<<<<
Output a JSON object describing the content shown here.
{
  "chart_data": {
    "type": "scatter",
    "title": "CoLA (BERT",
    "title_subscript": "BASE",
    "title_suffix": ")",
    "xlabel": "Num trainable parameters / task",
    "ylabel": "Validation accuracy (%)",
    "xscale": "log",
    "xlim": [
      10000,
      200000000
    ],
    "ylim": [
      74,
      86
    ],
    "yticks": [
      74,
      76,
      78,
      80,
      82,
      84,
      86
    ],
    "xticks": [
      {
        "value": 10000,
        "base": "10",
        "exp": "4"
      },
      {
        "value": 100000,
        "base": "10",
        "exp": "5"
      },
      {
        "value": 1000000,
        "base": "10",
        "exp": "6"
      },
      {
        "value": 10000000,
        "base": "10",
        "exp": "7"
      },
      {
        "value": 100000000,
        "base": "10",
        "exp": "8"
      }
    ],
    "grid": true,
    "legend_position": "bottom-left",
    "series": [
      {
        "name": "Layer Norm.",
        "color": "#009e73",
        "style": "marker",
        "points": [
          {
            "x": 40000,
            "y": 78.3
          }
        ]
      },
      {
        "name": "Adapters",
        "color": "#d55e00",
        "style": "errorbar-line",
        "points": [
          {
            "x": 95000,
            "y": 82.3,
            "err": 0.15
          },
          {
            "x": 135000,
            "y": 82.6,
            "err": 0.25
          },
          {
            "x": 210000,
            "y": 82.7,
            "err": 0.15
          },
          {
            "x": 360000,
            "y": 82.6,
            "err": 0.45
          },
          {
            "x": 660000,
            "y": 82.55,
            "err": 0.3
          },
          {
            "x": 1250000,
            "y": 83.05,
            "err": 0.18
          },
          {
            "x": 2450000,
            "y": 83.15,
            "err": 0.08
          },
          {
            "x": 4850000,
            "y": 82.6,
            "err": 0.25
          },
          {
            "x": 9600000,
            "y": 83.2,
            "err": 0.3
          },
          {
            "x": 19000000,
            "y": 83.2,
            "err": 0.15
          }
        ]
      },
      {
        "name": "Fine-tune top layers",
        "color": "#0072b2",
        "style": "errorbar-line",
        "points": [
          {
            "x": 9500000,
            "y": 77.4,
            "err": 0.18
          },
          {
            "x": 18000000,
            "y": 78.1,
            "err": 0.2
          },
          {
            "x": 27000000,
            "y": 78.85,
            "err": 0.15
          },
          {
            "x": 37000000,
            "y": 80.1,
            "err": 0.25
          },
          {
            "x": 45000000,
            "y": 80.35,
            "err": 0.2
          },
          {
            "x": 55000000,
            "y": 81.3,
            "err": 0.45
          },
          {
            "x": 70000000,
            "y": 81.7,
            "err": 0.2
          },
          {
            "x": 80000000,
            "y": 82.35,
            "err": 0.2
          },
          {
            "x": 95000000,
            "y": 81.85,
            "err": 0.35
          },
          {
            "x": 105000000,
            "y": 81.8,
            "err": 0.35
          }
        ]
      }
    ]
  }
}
>>>>
» **What you are asked to do**: Identify the lines of the data that contain the word "value". Copy each of them.

» **Response for this exercise**:
        "value": 10000,
        "value": 100000,
        "value": 1000000,
        "value": 10000000,
        "value": 100000000,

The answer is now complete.